Tell how many lines have the string "name" in them, and write nothing besides the number.

• [Dataset]:

+++++

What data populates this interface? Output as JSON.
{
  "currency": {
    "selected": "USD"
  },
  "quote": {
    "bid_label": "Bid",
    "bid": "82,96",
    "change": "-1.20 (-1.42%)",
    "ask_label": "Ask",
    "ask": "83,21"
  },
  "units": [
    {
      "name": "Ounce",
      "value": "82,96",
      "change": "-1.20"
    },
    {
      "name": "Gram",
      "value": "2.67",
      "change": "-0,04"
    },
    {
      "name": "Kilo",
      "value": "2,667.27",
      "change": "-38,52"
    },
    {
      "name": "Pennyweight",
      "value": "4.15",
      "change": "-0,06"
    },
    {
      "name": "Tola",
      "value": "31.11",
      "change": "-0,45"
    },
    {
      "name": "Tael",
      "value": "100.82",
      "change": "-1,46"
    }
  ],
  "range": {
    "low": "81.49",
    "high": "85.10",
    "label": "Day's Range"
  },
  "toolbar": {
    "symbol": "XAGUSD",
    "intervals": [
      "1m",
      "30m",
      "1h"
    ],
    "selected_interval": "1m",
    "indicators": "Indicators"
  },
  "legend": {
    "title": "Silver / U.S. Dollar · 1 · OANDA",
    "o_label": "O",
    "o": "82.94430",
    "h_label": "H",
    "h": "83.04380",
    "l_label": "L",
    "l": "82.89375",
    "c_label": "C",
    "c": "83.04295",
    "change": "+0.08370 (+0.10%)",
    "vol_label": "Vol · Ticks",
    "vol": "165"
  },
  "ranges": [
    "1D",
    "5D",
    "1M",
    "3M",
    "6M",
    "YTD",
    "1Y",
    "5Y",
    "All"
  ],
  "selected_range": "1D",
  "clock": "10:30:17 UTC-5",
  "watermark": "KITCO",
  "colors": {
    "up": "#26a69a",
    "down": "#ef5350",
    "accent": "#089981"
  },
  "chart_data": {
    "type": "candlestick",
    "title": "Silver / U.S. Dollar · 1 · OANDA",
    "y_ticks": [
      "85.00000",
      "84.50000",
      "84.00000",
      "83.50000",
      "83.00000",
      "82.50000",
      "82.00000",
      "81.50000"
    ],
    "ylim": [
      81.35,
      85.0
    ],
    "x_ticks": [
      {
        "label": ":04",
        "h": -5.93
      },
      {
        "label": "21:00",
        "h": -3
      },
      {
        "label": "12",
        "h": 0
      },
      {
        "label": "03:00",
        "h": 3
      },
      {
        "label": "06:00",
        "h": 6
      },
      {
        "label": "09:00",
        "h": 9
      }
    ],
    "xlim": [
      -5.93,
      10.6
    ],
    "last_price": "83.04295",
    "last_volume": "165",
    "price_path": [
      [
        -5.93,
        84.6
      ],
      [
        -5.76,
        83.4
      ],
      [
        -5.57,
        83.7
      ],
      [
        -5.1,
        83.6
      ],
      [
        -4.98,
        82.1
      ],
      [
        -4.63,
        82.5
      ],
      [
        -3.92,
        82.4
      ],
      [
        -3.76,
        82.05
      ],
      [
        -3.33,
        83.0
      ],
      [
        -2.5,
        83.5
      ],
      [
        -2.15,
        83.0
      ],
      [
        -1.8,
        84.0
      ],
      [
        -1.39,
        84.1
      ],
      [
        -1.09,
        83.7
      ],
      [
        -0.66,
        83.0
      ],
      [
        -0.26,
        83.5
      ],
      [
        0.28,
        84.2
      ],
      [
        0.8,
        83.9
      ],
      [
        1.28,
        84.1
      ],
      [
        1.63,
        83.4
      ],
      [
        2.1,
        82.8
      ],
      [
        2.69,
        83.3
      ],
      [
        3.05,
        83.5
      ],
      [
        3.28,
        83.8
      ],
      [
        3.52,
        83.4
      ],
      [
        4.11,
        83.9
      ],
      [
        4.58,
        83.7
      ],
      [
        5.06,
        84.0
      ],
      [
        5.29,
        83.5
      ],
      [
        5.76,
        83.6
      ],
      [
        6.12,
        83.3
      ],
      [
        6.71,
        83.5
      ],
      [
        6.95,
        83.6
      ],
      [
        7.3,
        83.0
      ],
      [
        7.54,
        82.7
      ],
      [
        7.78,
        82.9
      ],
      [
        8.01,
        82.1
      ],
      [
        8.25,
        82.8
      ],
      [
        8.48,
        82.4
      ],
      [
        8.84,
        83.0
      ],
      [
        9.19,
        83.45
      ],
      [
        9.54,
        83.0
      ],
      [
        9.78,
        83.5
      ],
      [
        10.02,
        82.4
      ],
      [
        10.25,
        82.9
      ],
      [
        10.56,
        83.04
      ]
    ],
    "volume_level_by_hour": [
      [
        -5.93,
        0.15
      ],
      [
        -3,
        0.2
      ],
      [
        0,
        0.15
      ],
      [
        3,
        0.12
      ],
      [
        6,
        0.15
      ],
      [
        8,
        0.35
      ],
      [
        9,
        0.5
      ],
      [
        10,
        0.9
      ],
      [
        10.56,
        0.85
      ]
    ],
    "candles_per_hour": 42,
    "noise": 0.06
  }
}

+++++

• [Task result]: 6